◆ What you have to do: Every line below is to be copied exactly, with the pictures left out.

Data items
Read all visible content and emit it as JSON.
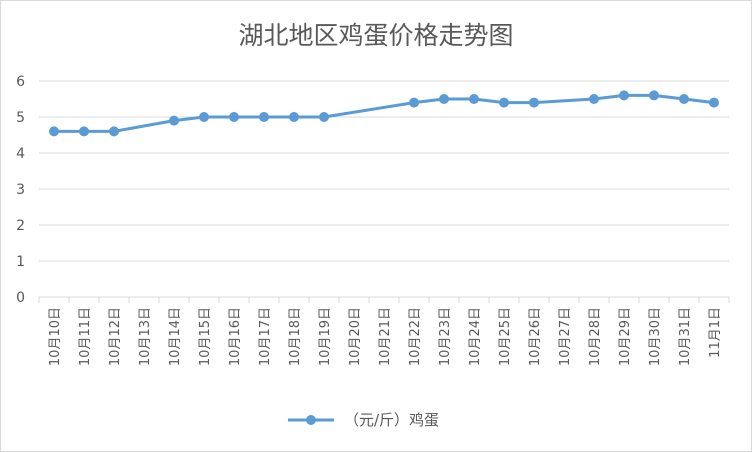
{
  "chart_data": {
    "type": "line",
    "title": "湖北地区鸡蛋价格走势图",
    "xlabel": "",
    "ylabel": "",
    "ylim": [
      0,
      6
    ],
    "yticks": [
      0,
      1,
      2,
      3,
      4,
      5,
      6
    ],
    "grid": true,
    "legend_position": "bottom",
    "categories": [
      "10月10日",
      "10月11日",
      "10月12日",
      "10月13日",
      "10月14日",
      "10月15日",
      "10月16日",
      "10月17日",
      "10月18日",
      "10月19日",
      "10月20日",
      "10月21日",
      "10月22日",
      "10月23日",
      "10月24日",
      "10月25日",
      "10月26日",
      "10月27日",
      "10月28日",
      "10月29日",
      "10月30日",
      "10月31日",
      "11月1日"
    ],
    "series": [
      {
        "name": "（元/斤）鸡蛋",
        "color": "#5b9bd5",
        "values": [
          4.6,
          4.6,
          4.6,
          null,
          4.9,
          5.0,
          5.0,
          5.0,
          5.0,
          5.0,
          null,
          null,
          5.4,
          5.5,
          5.5,
          5.4,
          5.4,
          null,
          5.5,
          5.6,
          5.6,
          5.5,
          5.4
        ]
      }
    ]
  }
}
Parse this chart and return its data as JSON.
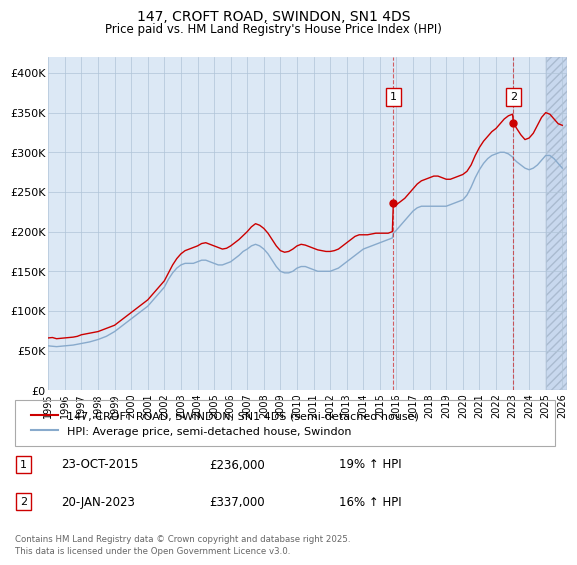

◆ Answer:
Read all visible content and emit it as JSON.
{
  "chart_data": {
    "type": "line",
    "title": "湖北地区鸡蛋价格走势图",
    "xlabel": "",
    "ylabel": "",
    "ylim": [
      0,
      6
    ],
    "yticks": [
      0,
      1,
      2,
      3,
      4,
      5,
      6
    ],
    "grid": true,
    "legend_position": "bottom",
    "categories": [
      "10月10日",
      "10月11日",
      "10月12日",
      "10月13日",
      "10月14日",
      "10月15日",
      "10月16日",
      "10月17日",
      "10月18日",
      "10月19日",
      "10月20日",
      "10月21日",
      "10月22日",
      "10月23日",
      "10月24日",
      "10月25日",
      "10月26日",
      "10月27日",
      "10月28日",
      "10月29日",
      "10月30日",
      "10月31日",
      "11月1日"
    ],
    "series": [
      {
        "name": "（元/斤）鸡蛋",
        "color": "#5b9bd5",
        "values": [
          4.6,
          4.6,
          4.6,
          null,
          4.9,
          5.0,
          5.0,
          5.0,
          5.0,
          5.0,
          null,
          null,
          5.4,
          5.5,
          5.5,
          5.4,
          5.4,
          null,
          5.5,
          5.6,
          5.6,
          5.5,
          5.4
        ]
      }
    ]
  }
}
Parse this chart and return its data as JSON.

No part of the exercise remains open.